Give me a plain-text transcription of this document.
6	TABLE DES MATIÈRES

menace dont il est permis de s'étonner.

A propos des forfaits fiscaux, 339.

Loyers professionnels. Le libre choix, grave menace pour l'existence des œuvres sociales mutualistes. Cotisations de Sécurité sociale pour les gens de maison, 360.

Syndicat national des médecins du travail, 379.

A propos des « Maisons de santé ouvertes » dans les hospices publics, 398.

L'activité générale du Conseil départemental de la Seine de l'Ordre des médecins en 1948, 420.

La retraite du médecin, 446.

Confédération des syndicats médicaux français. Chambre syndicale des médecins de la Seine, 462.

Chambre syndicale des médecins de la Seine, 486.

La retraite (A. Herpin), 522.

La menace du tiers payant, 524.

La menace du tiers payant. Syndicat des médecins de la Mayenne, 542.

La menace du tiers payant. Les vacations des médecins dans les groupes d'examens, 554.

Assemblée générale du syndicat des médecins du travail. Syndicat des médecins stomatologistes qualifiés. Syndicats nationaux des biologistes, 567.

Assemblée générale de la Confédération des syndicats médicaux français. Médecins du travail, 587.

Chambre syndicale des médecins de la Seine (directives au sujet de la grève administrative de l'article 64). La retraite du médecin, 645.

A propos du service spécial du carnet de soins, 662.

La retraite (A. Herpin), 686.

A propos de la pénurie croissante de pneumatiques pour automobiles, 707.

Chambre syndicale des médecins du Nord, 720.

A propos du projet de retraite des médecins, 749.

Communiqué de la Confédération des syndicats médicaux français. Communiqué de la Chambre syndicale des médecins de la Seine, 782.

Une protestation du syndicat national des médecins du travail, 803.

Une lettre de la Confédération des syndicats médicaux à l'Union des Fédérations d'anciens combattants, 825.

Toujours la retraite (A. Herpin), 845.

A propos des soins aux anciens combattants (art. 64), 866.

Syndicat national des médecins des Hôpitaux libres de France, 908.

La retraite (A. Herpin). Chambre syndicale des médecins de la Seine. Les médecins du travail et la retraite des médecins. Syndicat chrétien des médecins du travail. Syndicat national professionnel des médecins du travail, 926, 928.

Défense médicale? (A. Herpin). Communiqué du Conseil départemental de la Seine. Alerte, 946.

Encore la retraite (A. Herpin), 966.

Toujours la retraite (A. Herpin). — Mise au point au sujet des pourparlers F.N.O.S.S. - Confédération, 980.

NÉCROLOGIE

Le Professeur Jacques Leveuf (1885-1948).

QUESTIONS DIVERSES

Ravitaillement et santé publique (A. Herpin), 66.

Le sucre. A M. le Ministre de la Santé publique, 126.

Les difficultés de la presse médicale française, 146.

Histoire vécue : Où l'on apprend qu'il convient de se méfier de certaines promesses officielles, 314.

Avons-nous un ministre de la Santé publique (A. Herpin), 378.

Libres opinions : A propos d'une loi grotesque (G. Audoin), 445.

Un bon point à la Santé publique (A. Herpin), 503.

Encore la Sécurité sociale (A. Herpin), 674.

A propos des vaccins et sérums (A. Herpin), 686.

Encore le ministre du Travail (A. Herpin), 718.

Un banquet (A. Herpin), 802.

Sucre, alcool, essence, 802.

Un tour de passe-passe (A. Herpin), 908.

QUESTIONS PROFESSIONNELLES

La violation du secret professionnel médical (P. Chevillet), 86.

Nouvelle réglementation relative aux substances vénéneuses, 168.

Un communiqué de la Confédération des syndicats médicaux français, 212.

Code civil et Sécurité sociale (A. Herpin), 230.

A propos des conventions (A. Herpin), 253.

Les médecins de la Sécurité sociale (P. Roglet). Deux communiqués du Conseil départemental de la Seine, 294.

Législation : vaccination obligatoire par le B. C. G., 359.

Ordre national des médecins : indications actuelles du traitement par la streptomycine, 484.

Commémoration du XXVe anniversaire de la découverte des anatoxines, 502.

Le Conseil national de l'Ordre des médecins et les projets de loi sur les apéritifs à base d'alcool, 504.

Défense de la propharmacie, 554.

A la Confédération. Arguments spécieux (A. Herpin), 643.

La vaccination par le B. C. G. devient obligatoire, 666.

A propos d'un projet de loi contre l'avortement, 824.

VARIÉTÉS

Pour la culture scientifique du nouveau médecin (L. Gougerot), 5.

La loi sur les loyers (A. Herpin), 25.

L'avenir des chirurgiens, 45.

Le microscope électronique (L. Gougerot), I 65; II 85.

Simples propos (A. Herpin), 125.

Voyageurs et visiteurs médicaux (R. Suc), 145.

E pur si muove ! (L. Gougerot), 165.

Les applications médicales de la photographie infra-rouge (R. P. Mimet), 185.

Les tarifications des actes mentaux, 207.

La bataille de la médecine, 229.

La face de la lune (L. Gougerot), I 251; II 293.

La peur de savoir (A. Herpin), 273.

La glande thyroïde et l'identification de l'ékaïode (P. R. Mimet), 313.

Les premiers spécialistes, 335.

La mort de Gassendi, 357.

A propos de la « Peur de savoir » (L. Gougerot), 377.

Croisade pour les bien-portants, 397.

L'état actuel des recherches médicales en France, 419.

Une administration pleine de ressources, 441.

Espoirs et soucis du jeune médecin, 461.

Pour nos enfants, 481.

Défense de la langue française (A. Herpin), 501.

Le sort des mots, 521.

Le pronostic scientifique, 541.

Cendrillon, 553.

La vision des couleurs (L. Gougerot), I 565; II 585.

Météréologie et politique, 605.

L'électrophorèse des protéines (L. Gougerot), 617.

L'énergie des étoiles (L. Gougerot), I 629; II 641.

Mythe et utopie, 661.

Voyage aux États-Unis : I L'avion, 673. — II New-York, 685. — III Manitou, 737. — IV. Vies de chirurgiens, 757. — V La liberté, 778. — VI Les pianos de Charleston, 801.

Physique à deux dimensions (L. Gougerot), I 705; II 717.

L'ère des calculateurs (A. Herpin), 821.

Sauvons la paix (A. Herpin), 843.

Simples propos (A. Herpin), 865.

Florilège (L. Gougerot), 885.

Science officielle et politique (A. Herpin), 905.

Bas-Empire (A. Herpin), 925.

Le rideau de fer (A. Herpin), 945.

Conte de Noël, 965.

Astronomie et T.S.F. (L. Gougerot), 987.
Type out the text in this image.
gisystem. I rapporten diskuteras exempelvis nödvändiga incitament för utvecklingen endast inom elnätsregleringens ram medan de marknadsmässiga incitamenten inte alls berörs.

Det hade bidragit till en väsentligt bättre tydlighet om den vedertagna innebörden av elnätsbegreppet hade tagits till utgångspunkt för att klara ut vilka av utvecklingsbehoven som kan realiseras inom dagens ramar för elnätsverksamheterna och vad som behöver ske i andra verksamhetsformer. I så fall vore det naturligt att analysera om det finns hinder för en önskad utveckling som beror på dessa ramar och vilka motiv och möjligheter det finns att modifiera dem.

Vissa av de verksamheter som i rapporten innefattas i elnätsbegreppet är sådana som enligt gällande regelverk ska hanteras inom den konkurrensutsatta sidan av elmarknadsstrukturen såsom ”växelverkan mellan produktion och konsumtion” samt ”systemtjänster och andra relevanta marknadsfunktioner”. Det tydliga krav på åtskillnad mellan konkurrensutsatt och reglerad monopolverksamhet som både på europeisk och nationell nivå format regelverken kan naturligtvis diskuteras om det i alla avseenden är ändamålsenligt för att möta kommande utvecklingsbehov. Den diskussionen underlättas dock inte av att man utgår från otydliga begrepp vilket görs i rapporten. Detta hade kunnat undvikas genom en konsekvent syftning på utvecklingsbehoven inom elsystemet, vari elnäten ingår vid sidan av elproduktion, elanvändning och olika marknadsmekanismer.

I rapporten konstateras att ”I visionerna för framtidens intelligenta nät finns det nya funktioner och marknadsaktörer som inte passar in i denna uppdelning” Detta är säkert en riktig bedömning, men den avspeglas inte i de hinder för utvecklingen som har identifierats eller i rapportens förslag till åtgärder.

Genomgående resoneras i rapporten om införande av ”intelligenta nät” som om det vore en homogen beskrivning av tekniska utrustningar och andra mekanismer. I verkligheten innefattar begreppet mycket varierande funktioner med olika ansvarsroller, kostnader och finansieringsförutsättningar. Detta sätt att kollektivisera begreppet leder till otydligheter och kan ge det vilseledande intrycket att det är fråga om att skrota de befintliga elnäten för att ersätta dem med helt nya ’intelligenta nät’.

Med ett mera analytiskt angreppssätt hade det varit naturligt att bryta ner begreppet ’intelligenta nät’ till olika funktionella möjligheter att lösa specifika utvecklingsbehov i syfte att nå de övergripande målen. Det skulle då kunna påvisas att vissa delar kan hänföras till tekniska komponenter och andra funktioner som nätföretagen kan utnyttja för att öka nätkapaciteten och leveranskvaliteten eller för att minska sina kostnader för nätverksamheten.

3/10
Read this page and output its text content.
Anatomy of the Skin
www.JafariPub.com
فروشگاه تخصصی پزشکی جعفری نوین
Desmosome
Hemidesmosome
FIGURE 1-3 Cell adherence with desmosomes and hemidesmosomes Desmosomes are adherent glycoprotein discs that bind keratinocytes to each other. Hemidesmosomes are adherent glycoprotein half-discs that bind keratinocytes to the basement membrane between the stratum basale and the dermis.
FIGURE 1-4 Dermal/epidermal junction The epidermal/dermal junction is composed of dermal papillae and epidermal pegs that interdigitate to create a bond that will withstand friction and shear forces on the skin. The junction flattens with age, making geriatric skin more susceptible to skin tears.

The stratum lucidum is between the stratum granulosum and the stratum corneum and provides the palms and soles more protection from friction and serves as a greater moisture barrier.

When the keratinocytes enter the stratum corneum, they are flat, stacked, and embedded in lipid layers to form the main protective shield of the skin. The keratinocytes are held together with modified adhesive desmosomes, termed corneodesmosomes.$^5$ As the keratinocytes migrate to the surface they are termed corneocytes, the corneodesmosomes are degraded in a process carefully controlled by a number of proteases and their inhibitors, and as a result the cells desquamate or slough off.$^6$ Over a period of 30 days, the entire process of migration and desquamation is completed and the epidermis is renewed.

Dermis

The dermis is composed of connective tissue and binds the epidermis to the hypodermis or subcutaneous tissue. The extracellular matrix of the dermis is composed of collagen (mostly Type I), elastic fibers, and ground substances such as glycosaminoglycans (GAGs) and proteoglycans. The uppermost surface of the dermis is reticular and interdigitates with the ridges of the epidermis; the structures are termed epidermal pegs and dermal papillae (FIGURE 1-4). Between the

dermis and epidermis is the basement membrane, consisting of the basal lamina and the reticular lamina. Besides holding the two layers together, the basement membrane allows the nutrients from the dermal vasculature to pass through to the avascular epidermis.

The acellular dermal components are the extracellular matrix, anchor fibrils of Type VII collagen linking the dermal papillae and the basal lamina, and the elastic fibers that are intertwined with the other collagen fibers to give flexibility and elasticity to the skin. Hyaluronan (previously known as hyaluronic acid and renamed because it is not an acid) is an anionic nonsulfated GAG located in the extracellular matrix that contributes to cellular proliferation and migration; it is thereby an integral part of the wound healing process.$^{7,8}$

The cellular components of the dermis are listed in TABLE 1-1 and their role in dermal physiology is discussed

•••••

* Task objective *
Each line above that contains the word "scientifique" should be copied.

* Task response *
Pour la culture scientifique du nouveau médecin (L. Gougerot), 5.
Le pronostic scientifique, 541.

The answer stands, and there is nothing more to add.